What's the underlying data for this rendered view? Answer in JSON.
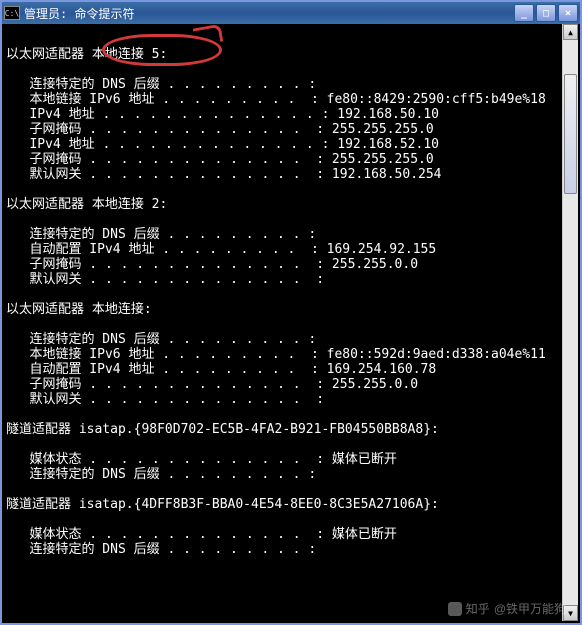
{
  "window": {
    "title_prefix": "管理员: ",
    "title_app": "命令提示符",
    "icon_label": "C:\\"
  },
  "adapters": [
    {
      "header": "以太网适配器 本地连接 5:",
      "rows": [
        {
          "label": "连接特定的 DNS 后缀",
          "value": ""
        },
        {
          "label": "本地链接 IPv6 地址",
          "value": "fe80::8429:2590:cff5:b49e%18"
        },
        {
          "label": "IPv4 地址",
          "value": "192.168.50.10"
        },
        {
          "label": "子网掩码",
          "value": "255.255.255.0"
        },
        {
          "label": "IPv4 地址",
          "value": "192.168.52.10"
        },
        {
          "label": "子网掩码",
          "value": "255.255.255.0"
        },
        {
          "label": "默认网关",
          "value": "192.168.50.254"
        }
      ]
    },
    {
      "header": "以太网适配器 本地连接 2:",
      "rows": [
        {
          "label": "连接特定的 DNS 后缀",
          "value": ""
        },
        {
          "label": "自动配置 IPv4 地址",
          "value": "169.254.92.155"
        },
        {
          "label": "子网掩码",
          "value": "255.255.0.0"
        },
        {
          "label": "默认网关",
          "value": ""
        }
      ]
    },
    {
      "header": "以太网适配器 本地连接:",
      "rows": [
        {
          "label": "连接特定的 DNS 后缀",
          "value": ""
        },
        {
          "label": "本地链接 IPv6 地址",
          "value": "fe80::592d:9aed:d338:a04e%11"
        },
        {
          "label": "自动配置 IPv4 地址",
          "value": "169.254.160.78"
        },
        {
          "label": "子网掩码",
          "value": "255.255.0.0"
        },
        {
          "label": "默认网关",
          "value": ""
        }
      ]
    },
    {
      "header": "隧道适配器 isatap.{98F0D702-EC5B-4FA2-B921-FB04550BB8A8}:",
      "rows": [
        {
          "label": "媒体状态",
          "value": "媒体已断开"
        },
        {
          "label": "连接特定的 DNS 后缀",
          "value": ""
        }
      ]
    },
    {
      "header": "隧道适配器 isatap.{4DFF8B3F-BBA0-4E54-8EE0-8C3E5A27106A}:",
      "rows": [
        {
          "label": "媒体状态",
          "value": "媒体已断开"
        },
        {
          "label": "连接特定的 DNS 后缀",
          "value": ""
        }
      ]
    }
  ],
  "watermark": {
    "prefix": "知乎",
    "author": "@铁甲万能狗"
  },
  "layout": {
    "colon_col": 40,
    "indent": "   "
  }
}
* * * * * * *
> What the exercise asks
All of the data above should be quoted exactly, except for the pictures.

> The completed task
What's the underlying data for this rendered view? Answer in JSON.
{
  "window": {
    "title_prefix": "管理员: ",
    "title_app": "命令提示符",
    "icon_label": "C:\\"
  },
  "adapters": [
    {
      "header": "以太网适配器 本地连接 5:",
      "rows": [
        {
          "label": "连接特定的 DNS 后缀",
          "value": ""
        },
        {
          "label": "本地链接 IPv6 地址",
          "value": "fe80::8429:2590:cff5:b49e%18"
        },
        {
          "label": "IPv4 地址",
          "value": "192.168.50.10"
        },
        {
          "label": "子网掩码",
          "value": "255.255.255.0"
        },
        {
          "label": "IPv4 地址",
          "value": "192.168.52.10"
        },
        {
          "label": "子网掩码",
          "value": "255.255.255.0"
        },
        {
          "label": "默认网关",
          "value": "192.168.50.254"
        }
      ]
    },
    {
      "header": "以太网适配器 本地连接 2:",
      "rows": [
        {
          "label": "连接特定的 DNS 后缀",
          "value": ""
        },
        {
          "label": "自动配置 IPv4 地址",
          "value": "169.254.92.155"
        },
        {
          "label": "子网掩码",
          "value": "255.255.0.0"
        },
        {
          "label": "默认网关",
          "value": ""
        }
      ]
    },
    {
      "header": "以太网适配器 本地连接:",
      "rows": [
        {
          "label": "连接特定的 DNS 后缀",
          "value": ""
        },
        {
          "label": "本地链接 IPv6 地址",
          "value": "fe80::592d:9aed:d338:a04e%11"
        },
        {
          "label": "自动配置 IPv4 地址",
          "value": "169.254.160.78"
        },
        {
          "label": "子网掩码",
          "value": "255.255.0.0"
        },
        {
          "label": "默认网关",
          "value": ""
        }
      ]
    },
    {
      "header": "隧道适配器 isatap.{98F0D702-EC5B-4FA2-B921-FB04550BB8A8}:",
      "rows": [
        {
          "label": "媒体状态",
          "value": "媒体已断开"
        },
        {
          "label": "连接特定的 DNS 后缀",
          "value": ""
        }
      ]
    },
    {
      "header": "隧道适配器 isatap.{4DFF8B3F-BBA0-4E54-8EE0-8C3E5A27106A}:",
      "rows": [
        {
          "label": "媒体状态",
          "value": "媒体已断开"
        },
        {
          "label": "连接特定的 DNS 后缀",
          "value": ""
        }
      ]
    }
  ],
  "watermark": {
    "prefix": "知乎",
    "author": "@铁甲万能狗"
  },
  "layout": {
    "colon_col": 40,
    "indent": "   "
  }
}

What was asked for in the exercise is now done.